Task
Give the listing again character for character, but drop the images.

**** Given information ****

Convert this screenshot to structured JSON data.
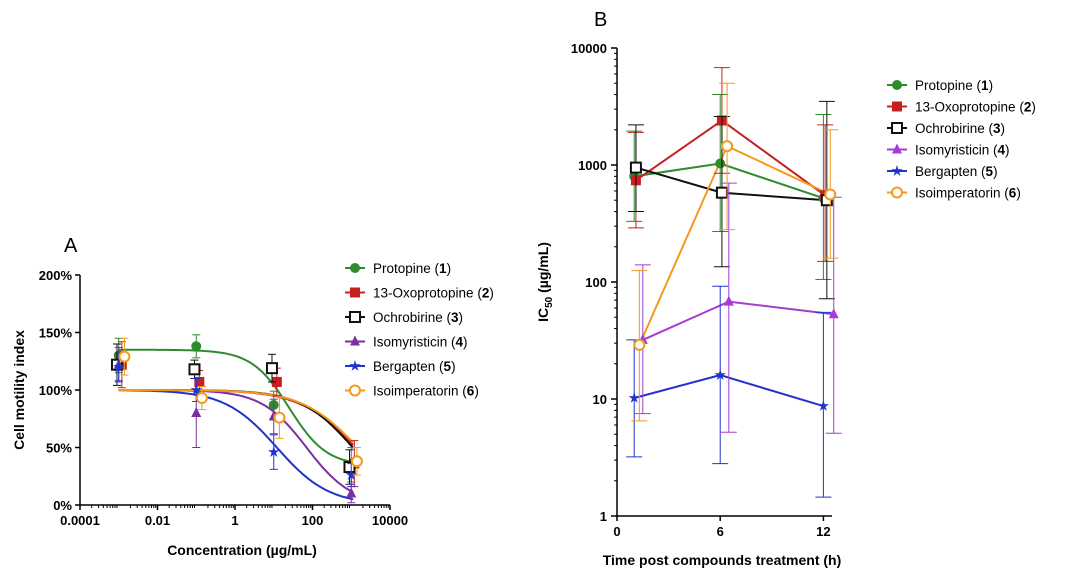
{
  "chart_data": [
    {
      "panel": "A",
      "type": "scatter",
      "xlabel": "Concentration (µg/mL)",
      "ylabel": "Cell motility index",
      "xscale": "log",
      "xlim": [
        0.0001,
        10000
      ],
      "ylim": [
        0,
        200
      ],
      "x_ticks": [
        "0.0001",
        "0.01",
        "1",
        "100",
        "10000"
      ],
      "y_ticks": [
        "0%",
        "50%",
        "100%",
        "150%",
        "200%"
      ],
      "legend_position": "right",
      "series": [
        {
          "name": "Protopine (1)",
          "label": "Protopine",
          "num": "1",
          "color": "#2e8b2e",
          "marker": "circle",
          "x": [
            0.001,
            0.1,
            10,
            1000
          ],
          "y": [
            130,
            138,
            87,
            35
          ],
          "err": [
            15,
            10,
            12,
            15
          ],
          "fit": {
            "bottom": 34,
            "top": 135,
            "ec50": 25,
            "hill": 0.9
          }
        },
        {
          "name": "13-Oxoprotopine (2)",
          "label": "13-Oxoprotopine",
          "num": "2",
          "color": "#c62020",
          "marker": "square",
          "x": [
            0.0012,
            0.12,
            12,
            1200
          ],
          "y": [
            122,
            107,
            107,
            36
          ],
          "err": [
            20,
            10,
            12,
            20
          ],
          "fit": {
            "bottom": 0,
            "top": 100,
            "ec50": 1300,
            "hill": 0.6
          }
        },
        {
          "name": "Ochrobirine (3)",
          "label": "Ochrobirine",
          "num": "3",
          "color": "#111111",
          "marker": "square-open",
          "x": [
            0.0009,
            0.09,
            9,
            900
          ],
          "y": [
            122,
            118,
            119,
            33
          ],
          "err": [
            18,
            8,
            12,
            15
          ],
          "fit": {
            "bottom": 0,
            "top": 100,
            "ec50": 1100,
            "hill": 0.65
          }
        },
        {
          "name": "Isomyristicin (4)",
          "label": "Isomyristicin",
          "num": "4",
          "color": "#7b2fa3",
          "marker": "triangle",
          "x": [
            0.001,
            0.1,
            10,
            1000
          ],
          "y": [
            122,
            80,
            77,
            10
          ],
          "err": [
            15,
            30,
            15,
            8
          ],
          "fit": {
            "bottom": 0,
            "top": 100,
            "ec50": 70,
            "hill": 0.75
          }
        },
        {
          "name": "Bergapten (5)",
          "label": "Bergapten",
          "num": "5",
          "color": "#2233cc",
          "marker": "star",
          "x": [
            0.001,
            0.1,
            10,
            1000
          ],
          "y": [
            120,
            100,
            46,
            26
          ],
          "err": [
            12,
            10,
            15,
            10
          ],
          "fit": {
            "bottom": 0,
            "top": 100,
            "ec50": 12,
            "hill": 0.65
          }
        },
        {
          "name": "Isoimperatorin (6)",
          "label": "Isoimperatorin",
          "num": "6",
          "color": "#f39a1d",
          "marker": "circle-open",
          "x": [
            0.0014,
            0.14,
            14,
            1400
          ],
          "y": [
            129,
            93,
            76,
            38
          ],
          "err": [
            16,
            10,
            18,
            12
          ],
          "fit": {
            "bottom": 0,
            "top": 100,
            "ec50": 1500,
            "hill": 0.6
          }
        }
      ]
    },
    {
      "panel": "B",
      "type": "line",
      "xlabel": "Time post compounds treatment (h)",
      "ylabel_main": "IC",
      "ylabel_sub": "50",
      "ylabel_rest": " (µg/mL)",
      "yscale": "log",
      "xlim": [
        0,
        12.5
      ],
      "ylim": [
        1,
        10000
      ],
      "x_ticks": [
        "0",
        "6",
        "12"
      ],
      "y_ticks": [
        "1",
        "10",
        "100",
        "1000",
        "10000"
      ],
      "legend_position": "top-right",
      "series": [
        {
          "name": "Protopine (1)",
          "label": "Protopine",
          "num": "1",
          "color": "#2e8b2e",
          "marker": "circle",
          "x": [
            1,
            6,
            12
          ],
          "y": [
            800,
            1030,
            520
          ],
          "err_lo": [
            330,
            270,
            105
          ],
          "err_hi": [
            1950,
            4000,
            2700
          ]
        },
        {
          "name": "13-Oxoprotopine (2)",
          "label": "13-Oxoprotopine",
          "num": "2",
          "color": "#c62020",
          "marker": "square",
          "x": [
            1.1,
            6.1,
            12.1
          ],
          "y": [
            740,
            2400,
            550
          ],
          "err_lo": [
            290,
            850,
            150
          ],
          "err_hi": [
            1900,
            6800,
            2200
          ]
        },
        {
          "name": "Ochrobirine (3)",
          "label": "Ochrobirine",
          "num": "3",
          "color": "#111111",
          "marker": "square-open",
          "x": [
            1.1,
            6.1,
            12.2
          ],
          "y": [
            950,
            580,
            500
          ],
          "err_lo": [
            400,
            135,
            72
          ],
          "err_hi": [
            2200,
            2600,
            3500
          ]
        },
        {
          "name": "Isomyristicin (4)",
          "label": "Isomyristicin",
          "num": "4",
          "color": "#a83bd1",
          "marker": "triangle",
          "x": [
            1.5,
            6.5,
            12.6
          ],
          "y": [
            32,
            68,
            53
          ],
          "err_lo": [
            7.5,
            5.2,
            5.1
          ],
          "err_hi": [
            140,
            700,
            530
          ]
        },
        {
          "name": "Bergapten (5)",
          "label": "Bergapten",
          "num": "5",
          "color": "#2233cc",
          "marker": "star",
          "x": [
            1,
            6,
            12
          ],
          "y": [
            10.2,
            16,
            8.7
          ],
          "err_lo": [
            3.2,
            2.8,
            1.45
          ],
          "err_hi": [
            32,
            92,
            55
          ]
        },
        {
          "name": "Isoimperatorin (6)",
          "label": "Isoimperatorin",
          "num": "6",
          "color": "#f39a1d",
          "marker": "circle-open",
          "x": [
            1.3,
            6.4,
            12.4
          ],
          "y": [
            29,
            1450,
            560
          ],
          "err_lo": [
            6.5,
            280,
            160
          ],
          "err_hi": [
            125,
            5000,
            2000
          ]
        }
      ]
    }
  ]
}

****

Answer
Convert this screenshot to structured JSON data.
{
  "chart_data": [
    {
      "panel": "A",
      "type": "scatter",
      "xlabel": "Concentration (µg/mL)",
      "ylabel": "Cell motility index",
      "xscale": "log",
      "xlim": [
        0.0001,
        10000
      ],
      "ylim": [
        0,
        200
      ],
      "x_ticks": [
        "0.0001",
        "0.01",
        "1",
        "100",
        "10000"
      ],
      "y_ticks": [
        "0%",
        "50%",
        "100%",
        "150%",
        "200%"
      ],
      "legend_position": "right",
      "series": [
        {
          "name": "Protopine (1)",
          "label": "Protopine",
          "num": "1",
          "color": "#2e8b2e",
          "marker": "circle",
          "x": [
            0.001,
            0.1,
            10,
            1000
          ],
          "y": [
            130,
            138,
            87,
            35
          ],
          "err": [
            15,
            10,
            12,
            15
          ],
          "fit": {
            "bottom": 34,
            "top": 135,
            "ec50": 25,
            "hill": 0.9
          }
        },
        {
          "name": "13-Oxoprotopine (2)",
          "label": "13-Oxoprotopine",
          "num": "2",
          "color": "#c62020",
          "marker": "square",
          "x": [
            0.0012,
            0.12,
            12,
            1200
          ],
          "y": [
            122,
            107,
            107,
            36
          ],
          "err": [
            20,
            10,
            12,
            20
          ],
          "fit": {
            "bottom": 0,
            "top": 100,
            "ec50": 1300,
            "hill": 0.6
          }
        },
        {
          "name": "Ochrobirine (3)",
          "label": "Ochrobirine",
          "num": "3",
          "color": "#111111",
          "marker": "square-open",
          "x": [
            0.0009,
            0.09,
            9,
            900
          ],
          "y": [
            122,
            118,
            119,
            33
          ],
          "err": [
            18,
            8,
            12,
            15
          ],
          "fit": {
            "bottom": 0,
            "top": 100,
            "ec50": 1100,
            "hill": 0.65
          }
        },
        {
          "name": "Isomyristicin (4)",
          "label": "Isomyristicin",
          "num": "4",
          "color": "#7b2fa3",
          "marker": "triangle",
          "x": [
            0.001,
            0.1,
            10,
            1000
          ],
          "y": [
            122,
            80,
            77,
            10
          ],
          "err": [
            15,
            30,
            15,
            8
          ],
          "fit": {
            "bottom": 0,
            "top": 100,
            "ec50": 70,
            "hill": 0.75
          }
        },
        {
          "name": "Bergapten (5)",
          "label": "Bergapten",
          "num": "5",
          "color": "#2233cc",
          "marker": "star",
          "x": [
            0.001,
            0.1,
            10,
            1000
          ],
          "y": [
            120,
            100,
            46,
            26
          ],
          "err": [
            12,
            10,
            15,
            10
          ],
          "fit": {
            "bottom": 0,
            "top": 100,
            "ec50": 12,
            "hill": 0.65
          }
        },
        {
          "name": "Isoimperatorin (6)",
          "label": "Isoimperatorin",
          "num": "6",
          "color": "#f39a1d",
          "marker": "circle-open",
          "x": [
            0.0014,
            0.14,
            14,
            1400
          ],
          "y": [
            129,
            93,
            76,
            38
          ],
          "err": [
            16,
            10,
            18,
            12
          ],
          "fit": {
            "bottom": 0,
            "top": 100,
            "ec50": 1500,
            "hill": 0.6
          }
        }
      ]
    },
    {
      "panel": "B",
      "type": "line",
      "xlabel": "Time post compounds treatment (h)",
      "ylabel_main": "IC",
      "ylabel_sub": "50",
      "ylabel_rest": " (µg/mL)",
      "yscale": "log",
      "xlim": [
        0,
        12.5
      ],
      "ylim": [
        1,
        10000
      ],
      "x_ticks": [
        "0",
        "6",
        "12"
      ],
      "y_ticks": [
        "1",
        "10",
        "100",
        "1000",
        "10000"
      ],
      "legend_position": "top-right",
      "series": [
        {
          "name": "Protopine (1)",
          "label": "Protopine",
          "num": "1",
          "color": "#2e8b2e",
          "marker": "circle",
          "x": [
            1,
            6,
            12
          ],
          "y": [
            800,
            1030,
            520
          ],
          "err_lo": [
            330,
            270,
            105
          ],
          "err_hi": [
            1950,
            4000,
            2700
          ]
        },
        {
          "name": "13-Oxoprotopine (2)",
          "label": "13-Oxoprotopine",
          "num": "2",
          "color": "#c62020",
          "marker": "square",
          "x": [
            1.1,
            6.1,
            12.1
          ],
          "y": [
            740,
            2400,
            550
          ],
          "err_lo": [
            290,
            850,
            150
          ],
          "err_hi": [
            1900,
            6800,
            2200
          ]
        },
        {
          "name": "Ochrobirine (3)",
          "label": "Ochrobirine",
          "num": "3",
          "color": "#111111",
          "marker": "square-open",
          "x": [
            1.1,
            6.1,
            12.2
          ],
          "y": [
            950,
            580,
            500
          ],
          "err_lo": [
            400,
            135,
            72
          ],
          "err_hi": [
            2200,
            2600,
            3500
          ]
        },
        {
          "name": "Isomyristicin (4)",
          "label": "Isomyristicin",
          "num": "4",
          "color": "#a83bd1",
          "marker": "triangle",
          "x": [
            1.5,
            6.5,
            12.6
          ],
          "y": [
            32,
            68,
            53
          ],
          "err_lo": [
            7.5,
            5.2,
            5.1
          ],
          "err_hi": [
            140,
            700,
            530
          ]
        },
        {
          "name": "Bergapten (5)",
          "label": "Bergapten",
          "num": "5",
          "color": "#2233cc",
          "marker": "star",
          "x": [
            1,
            6,
            12
          ],
          "y": [
            10.2,
            16,
            8.7
          ],
          "err_lo": [
            3.2,
            2.8,
            1.45
          ],
          "err_hi": [
            32,
            92,
            55
          ]
        },
        {
          "name": "Isoimperatorin (6)",
          "label": "Isoimperatorin",
          "num": "6",
          "color": "#f39a1d",
          "marker": "circle-open",
          "x": [
            1.3,
            6.4,
            12.4
          ],
          "y": [
            29,
            1450,
            560
          ],
          "err_lo": [
            6.5,
            280,
            160
          ],
          "err_hi": [
            125,
            5000,
            2000
          ]
        }
      ]
    }
  ]
}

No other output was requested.